╔══

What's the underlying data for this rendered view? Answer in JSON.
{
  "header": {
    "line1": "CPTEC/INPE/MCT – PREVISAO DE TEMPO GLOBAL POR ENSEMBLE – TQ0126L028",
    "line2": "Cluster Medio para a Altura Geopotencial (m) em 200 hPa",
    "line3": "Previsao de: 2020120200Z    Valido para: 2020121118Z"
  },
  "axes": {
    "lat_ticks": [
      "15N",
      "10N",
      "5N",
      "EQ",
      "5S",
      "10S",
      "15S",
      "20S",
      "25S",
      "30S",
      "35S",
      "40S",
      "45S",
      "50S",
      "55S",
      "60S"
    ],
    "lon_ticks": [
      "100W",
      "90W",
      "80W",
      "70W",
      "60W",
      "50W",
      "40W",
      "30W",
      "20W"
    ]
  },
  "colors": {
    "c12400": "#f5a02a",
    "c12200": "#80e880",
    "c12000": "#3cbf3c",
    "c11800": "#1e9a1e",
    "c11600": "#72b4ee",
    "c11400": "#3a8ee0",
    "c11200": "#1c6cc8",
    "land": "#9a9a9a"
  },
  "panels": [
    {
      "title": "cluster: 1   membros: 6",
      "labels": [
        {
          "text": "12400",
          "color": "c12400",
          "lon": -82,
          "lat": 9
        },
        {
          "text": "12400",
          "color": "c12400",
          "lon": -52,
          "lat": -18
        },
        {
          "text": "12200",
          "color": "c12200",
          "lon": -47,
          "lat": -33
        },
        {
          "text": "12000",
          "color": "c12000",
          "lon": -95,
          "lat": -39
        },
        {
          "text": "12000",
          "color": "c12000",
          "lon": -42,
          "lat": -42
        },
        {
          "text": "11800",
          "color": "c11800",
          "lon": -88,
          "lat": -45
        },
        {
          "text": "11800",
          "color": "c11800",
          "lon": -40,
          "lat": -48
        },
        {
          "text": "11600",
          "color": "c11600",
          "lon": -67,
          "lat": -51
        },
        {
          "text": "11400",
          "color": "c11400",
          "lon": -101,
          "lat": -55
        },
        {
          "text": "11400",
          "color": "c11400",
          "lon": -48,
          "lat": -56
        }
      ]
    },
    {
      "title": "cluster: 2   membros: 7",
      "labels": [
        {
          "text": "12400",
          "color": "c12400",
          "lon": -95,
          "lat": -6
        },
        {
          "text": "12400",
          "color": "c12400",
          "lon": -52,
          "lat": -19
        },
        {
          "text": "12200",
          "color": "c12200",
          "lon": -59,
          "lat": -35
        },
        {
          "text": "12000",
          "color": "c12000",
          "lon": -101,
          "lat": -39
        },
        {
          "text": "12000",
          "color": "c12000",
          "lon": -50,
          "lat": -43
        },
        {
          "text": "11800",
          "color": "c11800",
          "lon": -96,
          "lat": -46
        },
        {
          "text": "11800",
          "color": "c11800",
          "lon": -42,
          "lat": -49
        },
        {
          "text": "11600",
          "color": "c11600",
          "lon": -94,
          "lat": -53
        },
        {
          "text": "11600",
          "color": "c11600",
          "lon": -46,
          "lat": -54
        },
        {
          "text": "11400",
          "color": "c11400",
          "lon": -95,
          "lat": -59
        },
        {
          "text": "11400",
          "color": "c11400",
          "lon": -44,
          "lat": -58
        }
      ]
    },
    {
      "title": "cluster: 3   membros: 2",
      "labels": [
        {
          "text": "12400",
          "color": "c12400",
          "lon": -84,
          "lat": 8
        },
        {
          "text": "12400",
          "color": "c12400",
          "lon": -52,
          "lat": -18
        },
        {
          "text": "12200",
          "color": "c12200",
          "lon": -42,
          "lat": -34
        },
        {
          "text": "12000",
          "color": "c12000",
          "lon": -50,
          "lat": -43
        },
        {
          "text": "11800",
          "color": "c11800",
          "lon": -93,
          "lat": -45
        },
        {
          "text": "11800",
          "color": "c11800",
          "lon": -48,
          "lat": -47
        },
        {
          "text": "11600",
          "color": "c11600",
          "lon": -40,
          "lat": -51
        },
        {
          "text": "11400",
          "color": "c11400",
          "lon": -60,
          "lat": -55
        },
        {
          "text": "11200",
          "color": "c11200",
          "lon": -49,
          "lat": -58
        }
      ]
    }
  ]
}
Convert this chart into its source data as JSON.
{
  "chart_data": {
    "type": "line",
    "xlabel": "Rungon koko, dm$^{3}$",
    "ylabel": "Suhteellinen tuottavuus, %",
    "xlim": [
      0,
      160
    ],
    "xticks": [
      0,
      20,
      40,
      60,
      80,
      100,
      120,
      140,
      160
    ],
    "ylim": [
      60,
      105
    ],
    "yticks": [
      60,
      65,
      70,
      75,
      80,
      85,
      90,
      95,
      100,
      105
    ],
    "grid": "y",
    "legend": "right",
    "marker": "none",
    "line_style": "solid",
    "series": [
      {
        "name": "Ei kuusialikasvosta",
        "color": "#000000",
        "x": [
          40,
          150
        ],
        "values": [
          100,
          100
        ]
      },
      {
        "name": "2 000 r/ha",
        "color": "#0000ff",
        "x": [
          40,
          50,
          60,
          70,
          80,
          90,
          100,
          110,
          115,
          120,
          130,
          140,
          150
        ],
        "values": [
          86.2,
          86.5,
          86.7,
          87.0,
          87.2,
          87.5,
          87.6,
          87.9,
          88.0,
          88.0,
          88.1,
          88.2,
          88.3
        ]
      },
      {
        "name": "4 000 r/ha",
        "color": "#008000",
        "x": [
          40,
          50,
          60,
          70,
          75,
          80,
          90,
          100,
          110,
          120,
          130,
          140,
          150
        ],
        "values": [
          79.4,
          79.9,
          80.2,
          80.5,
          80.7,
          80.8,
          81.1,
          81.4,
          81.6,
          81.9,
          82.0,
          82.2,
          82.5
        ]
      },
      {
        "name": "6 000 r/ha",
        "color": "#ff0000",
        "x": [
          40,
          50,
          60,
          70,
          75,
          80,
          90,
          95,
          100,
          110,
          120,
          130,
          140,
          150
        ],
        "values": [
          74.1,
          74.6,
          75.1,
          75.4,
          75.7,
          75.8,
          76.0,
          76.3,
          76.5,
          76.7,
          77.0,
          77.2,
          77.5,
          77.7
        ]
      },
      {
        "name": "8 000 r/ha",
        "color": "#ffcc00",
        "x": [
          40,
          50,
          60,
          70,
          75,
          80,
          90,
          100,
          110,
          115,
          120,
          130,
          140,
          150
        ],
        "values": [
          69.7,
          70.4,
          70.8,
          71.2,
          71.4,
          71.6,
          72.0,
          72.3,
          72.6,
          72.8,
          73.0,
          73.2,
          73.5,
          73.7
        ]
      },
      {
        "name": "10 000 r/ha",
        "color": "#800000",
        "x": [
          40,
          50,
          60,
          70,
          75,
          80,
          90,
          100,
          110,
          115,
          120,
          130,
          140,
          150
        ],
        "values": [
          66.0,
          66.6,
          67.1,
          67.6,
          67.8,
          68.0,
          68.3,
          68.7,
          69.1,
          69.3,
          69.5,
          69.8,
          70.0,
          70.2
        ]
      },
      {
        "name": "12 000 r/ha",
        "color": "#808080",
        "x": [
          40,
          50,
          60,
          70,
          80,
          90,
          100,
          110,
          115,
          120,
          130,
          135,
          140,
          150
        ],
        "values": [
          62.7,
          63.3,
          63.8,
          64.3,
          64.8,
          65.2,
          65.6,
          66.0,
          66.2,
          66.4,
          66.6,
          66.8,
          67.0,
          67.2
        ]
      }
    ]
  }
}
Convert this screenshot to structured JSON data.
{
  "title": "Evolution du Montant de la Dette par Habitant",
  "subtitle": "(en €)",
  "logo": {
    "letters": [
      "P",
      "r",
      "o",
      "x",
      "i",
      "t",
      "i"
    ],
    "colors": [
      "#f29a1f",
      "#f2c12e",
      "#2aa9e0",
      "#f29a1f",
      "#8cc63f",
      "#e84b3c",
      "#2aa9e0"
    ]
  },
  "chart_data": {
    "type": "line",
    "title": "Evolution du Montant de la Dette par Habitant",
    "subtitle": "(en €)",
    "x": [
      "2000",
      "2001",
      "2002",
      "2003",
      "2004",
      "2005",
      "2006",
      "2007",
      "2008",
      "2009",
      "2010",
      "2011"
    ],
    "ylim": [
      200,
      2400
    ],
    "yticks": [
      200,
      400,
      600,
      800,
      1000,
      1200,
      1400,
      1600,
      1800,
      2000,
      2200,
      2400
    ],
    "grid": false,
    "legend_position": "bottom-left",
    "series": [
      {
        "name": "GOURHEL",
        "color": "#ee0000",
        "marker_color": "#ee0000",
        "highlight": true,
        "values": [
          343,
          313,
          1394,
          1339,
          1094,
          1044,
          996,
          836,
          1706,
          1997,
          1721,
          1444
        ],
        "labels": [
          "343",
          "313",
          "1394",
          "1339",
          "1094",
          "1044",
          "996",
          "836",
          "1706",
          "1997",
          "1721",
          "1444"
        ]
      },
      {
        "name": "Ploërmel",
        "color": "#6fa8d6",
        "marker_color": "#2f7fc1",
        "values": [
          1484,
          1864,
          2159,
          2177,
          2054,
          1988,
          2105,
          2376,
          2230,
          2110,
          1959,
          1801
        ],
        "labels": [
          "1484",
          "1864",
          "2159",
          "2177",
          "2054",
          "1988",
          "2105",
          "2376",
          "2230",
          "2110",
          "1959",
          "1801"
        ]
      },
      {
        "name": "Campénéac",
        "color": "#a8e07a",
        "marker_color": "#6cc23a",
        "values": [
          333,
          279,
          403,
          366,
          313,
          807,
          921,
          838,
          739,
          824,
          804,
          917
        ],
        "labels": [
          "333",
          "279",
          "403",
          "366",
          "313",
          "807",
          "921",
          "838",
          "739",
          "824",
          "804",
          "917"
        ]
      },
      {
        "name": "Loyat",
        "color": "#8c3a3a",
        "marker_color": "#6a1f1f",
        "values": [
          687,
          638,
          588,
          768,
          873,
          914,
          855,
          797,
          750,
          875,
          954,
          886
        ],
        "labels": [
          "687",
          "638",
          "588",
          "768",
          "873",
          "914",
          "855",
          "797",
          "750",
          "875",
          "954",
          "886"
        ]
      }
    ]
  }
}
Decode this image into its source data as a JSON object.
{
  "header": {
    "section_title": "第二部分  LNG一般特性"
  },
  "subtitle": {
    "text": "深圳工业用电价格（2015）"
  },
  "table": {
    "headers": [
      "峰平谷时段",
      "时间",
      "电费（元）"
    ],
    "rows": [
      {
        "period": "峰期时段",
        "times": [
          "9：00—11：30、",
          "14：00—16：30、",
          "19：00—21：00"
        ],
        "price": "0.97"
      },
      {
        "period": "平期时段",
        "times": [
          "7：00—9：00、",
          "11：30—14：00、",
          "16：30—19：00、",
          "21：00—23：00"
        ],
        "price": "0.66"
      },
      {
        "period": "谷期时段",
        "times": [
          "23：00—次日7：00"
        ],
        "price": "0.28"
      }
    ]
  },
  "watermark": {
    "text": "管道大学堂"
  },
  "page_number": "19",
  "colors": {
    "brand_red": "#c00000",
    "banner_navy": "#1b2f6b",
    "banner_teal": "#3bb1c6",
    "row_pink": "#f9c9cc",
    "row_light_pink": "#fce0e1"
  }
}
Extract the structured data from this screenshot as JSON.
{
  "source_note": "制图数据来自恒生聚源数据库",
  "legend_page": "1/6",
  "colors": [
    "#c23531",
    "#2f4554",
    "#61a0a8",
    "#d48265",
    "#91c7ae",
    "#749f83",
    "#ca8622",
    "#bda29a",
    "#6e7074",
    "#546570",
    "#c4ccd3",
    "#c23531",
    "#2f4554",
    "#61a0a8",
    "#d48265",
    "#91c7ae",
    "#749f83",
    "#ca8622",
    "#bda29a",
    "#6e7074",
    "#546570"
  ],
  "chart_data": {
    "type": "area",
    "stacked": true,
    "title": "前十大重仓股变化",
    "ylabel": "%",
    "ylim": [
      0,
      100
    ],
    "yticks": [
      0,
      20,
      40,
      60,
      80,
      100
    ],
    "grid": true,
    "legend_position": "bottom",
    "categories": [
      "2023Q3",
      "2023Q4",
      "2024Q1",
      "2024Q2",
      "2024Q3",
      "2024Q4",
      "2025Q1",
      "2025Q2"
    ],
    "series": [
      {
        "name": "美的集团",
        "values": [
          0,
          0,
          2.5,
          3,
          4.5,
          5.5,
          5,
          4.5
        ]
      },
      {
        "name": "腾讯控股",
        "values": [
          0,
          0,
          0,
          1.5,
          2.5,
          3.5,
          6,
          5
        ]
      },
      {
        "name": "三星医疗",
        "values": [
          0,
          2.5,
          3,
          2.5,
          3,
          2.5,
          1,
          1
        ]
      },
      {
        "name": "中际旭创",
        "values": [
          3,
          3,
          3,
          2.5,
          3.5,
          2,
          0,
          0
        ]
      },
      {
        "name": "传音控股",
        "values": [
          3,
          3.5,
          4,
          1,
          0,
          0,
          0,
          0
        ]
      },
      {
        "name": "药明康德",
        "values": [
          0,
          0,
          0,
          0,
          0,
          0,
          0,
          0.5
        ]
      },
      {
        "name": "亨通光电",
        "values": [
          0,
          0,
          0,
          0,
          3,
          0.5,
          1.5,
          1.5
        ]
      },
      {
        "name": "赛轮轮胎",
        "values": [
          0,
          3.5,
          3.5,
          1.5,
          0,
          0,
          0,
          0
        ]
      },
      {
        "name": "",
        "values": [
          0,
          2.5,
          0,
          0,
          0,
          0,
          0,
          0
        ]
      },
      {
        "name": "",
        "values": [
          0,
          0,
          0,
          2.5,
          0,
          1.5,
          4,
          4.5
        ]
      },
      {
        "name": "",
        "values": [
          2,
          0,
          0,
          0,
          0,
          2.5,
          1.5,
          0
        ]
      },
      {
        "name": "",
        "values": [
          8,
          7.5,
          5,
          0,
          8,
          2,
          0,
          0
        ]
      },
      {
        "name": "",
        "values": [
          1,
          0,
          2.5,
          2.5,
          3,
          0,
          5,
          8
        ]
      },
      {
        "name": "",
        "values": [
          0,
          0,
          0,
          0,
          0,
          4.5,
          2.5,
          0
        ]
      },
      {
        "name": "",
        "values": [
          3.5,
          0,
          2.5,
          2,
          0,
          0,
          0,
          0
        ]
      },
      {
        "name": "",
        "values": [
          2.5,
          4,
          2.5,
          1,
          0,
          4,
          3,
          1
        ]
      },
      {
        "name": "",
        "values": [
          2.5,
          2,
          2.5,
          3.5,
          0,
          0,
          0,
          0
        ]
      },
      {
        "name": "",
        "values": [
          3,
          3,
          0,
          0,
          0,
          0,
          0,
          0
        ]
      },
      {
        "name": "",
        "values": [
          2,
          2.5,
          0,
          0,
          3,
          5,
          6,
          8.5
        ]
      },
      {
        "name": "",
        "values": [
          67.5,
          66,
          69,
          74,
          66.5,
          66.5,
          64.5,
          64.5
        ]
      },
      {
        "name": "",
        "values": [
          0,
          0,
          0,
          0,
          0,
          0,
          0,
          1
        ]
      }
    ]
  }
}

╚══

→ **WHAT THE EXERCISE ASKS**
Looking at the entries above, how many lines contain the word "this"? Answer with the number alone.

→ **FINISHED EXERCISE**
5